**WHAT TO PRODUCE**. Sort through the data and copy the lines holding the word "cloud".

**RECORDED INFORMATION**.
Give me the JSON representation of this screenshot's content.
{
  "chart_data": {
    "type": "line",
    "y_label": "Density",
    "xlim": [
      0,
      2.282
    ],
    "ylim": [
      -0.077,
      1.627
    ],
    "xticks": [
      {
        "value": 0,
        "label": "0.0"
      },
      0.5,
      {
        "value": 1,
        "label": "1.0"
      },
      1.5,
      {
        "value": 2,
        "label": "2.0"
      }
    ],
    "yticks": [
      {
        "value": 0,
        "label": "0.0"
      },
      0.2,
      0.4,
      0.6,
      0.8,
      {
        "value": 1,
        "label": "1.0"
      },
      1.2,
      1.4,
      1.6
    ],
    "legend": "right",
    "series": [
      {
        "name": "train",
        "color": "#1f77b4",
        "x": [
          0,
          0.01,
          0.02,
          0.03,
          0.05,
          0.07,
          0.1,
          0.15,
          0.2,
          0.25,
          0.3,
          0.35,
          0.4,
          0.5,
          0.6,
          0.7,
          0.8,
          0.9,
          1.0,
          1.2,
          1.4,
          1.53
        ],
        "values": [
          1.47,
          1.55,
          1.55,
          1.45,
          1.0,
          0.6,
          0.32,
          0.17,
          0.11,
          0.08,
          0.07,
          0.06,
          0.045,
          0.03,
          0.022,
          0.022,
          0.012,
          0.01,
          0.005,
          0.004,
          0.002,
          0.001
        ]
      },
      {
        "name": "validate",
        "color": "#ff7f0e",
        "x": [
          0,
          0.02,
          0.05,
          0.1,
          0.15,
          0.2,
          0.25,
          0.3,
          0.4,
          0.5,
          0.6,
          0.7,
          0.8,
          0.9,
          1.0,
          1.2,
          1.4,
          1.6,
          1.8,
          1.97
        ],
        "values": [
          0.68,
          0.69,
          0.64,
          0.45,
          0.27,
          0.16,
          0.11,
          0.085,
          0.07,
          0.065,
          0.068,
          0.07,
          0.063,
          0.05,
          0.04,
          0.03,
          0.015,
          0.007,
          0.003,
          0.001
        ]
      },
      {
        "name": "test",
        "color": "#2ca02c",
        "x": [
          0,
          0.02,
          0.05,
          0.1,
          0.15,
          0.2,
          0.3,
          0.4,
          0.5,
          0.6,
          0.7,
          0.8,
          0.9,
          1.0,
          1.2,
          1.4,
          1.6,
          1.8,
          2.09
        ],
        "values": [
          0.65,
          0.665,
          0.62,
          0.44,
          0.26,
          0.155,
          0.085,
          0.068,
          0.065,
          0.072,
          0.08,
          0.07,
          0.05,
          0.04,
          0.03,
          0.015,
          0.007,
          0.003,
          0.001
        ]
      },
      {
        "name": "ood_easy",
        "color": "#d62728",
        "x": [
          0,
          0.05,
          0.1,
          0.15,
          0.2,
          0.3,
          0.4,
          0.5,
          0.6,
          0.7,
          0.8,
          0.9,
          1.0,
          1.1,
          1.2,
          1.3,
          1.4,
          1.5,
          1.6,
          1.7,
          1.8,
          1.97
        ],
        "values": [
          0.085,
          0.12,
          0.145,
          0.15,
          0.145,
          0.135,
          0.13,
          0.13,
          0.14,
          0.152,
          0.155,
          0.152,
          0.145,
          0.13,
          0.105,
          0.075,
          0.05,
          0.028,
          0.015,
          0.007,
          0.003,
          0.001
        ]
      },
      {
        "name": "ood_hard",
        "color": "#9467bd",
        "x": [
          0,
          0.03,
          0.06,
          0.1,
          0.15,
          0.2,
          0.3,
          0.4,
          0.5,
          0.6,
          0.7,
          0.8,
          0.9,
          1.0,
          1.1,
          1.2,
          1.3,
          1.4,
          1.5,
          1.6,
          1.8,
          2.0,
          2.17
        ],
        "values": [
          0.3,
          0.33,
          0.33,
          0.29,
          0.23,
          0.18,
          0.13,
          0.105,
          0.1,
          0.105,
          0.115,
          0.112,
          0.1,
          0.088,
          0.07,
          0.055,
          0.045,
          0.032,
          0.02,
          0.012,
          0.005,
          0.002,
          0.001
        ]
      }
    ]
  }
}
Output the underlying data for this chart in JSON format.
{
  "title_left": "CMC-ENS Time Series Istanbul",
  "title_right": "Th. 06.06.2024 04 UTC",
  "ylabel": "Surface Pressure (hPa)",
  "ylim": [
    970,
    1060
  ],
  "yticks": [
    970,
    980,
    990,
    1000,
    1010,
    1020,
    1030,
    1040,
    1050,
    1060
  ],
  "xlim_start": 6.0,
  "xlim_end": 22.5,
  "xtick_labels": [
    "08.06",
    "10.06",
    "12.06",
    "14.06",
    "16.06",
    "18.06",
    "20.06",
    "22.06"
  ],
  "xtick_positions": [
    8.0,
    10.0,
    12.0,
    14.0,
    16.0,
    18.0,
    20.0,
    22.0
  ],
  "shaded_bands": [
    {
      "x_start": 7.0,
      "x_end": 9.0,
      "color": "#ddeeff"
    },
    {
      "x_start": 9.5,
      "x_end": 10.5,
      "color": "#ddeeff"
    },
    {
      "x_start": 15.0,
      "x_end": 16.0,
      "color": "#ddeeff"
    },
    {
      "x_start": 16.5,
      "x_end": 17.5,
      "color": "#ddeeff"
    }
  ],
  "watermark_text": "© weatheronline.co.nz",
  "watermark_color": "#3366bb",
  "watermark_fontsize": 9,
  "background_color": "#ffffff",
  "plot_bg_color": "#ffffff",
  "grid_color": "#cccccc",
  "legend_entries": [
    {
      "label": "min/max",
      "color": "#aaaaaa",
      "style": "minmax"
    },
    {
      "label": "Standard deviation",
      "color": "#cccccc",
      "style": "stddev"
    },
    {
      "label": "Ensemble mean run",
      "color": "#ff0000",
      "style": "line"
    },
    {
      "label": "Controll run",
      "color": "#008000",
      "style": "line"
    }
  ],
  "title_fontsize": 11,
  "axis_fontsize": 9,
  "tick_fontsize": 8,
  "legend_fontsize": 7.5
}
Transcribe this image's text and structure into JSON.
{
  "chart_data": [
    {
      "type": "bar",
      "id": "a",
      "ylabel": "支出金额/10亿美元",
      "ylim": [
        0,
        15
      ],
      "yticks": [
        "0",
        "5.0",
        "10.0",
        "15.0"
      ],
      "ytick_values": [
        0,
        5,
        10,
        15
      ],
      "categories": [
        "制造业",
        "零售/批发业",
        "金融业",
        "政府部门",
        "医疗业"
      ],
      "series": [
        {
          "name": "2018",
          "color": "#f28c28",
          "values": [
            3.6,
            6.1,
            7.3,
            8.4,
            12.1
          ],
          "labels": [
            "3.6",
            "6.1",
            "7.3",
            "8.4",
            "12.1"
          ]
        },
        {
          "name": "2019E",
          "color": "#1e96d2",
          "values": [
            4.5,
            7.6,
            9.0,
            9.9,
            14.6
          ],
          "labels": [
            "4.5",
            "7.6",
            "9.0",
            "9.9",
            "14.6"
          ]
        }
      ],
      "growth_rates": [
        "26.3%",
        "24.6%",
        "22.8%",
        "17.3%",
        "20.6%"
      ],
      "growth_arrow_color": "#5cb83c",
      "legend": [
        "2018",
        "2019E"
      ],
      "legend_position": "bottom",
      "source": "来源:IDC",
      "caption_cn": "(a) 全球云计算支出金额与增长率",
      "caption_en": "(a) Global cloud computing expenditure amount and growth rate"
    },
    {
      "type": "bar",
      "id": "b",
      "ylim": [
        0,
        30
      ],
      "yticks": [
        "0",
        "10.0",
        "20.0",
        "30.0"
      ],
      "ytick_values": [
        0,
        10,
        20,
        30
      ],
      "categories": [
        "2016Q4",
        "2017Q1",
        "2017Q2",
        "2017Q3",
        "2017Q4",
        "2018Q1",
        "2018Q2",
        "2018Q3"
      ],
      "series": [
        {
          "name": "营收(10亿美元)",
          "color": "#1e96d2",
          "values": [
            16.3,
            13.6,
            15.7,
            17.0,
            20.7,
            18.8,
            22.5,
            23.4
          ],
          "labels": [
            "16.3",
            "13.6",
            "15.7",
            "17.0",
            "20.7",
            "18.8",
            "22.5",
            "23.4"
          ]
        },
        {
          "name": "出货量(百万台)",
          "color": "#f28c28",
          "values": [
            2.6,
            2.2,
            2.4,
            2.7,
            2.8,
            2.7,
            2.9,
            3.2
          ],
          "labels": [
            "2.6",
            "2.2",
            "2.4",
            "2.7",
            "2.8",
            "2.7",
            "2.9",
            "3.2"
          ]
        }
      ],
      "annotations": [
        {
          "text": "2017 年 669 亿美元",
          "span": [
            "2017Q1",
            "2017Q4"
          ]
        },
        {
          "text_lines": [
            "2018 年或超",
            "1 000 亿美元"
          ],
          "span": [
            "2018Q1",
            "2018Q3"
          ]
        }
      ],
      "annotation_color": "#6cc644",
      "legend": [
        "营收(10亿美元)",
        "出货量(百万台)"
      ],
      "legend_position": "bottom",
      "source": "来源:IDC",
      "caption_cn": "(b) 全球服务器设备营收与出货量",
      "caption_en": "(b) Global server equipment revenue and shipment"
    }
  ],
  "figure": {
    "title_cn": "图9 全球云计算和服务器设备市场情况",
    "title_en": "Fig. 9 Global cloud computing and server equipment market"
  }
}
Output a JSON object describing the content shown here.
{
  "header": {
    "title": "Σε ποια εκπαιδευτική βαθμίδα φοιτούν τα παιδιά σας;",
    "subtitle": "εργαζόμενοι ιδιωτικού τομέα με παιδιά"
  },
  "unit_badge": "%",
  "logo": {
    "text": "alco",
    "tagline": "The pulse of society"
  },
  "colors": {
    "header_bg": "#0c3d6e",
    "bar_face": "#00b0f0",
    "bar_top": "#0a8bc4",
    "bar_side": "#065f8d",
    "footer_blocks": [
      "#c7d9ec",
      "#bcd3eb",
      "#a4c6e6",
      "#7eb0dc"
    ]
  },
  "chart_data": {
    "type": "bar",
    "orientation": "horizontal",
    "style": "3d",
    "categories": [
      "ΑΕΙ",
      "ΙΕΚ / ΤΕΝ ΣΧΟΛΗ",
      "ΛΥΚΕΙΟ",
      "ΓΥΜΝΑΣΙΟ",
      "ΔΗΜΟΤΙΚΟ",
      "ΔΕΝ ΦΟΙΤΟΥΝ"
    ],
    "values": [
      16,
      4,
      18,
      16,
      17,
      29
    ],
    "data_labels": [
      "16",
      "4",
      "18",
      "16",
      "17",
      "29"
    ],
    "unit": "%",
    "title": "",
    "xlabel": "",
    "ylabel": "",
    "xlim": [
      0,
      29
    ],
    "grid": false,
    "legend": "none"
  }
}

**EXPECTED OUTPUT**.
      "caption_en": "(a) Global cloud computing expenditure amount and growth rate"
    "title_en": "Fig. 9 Global cloud computing and server equipment market"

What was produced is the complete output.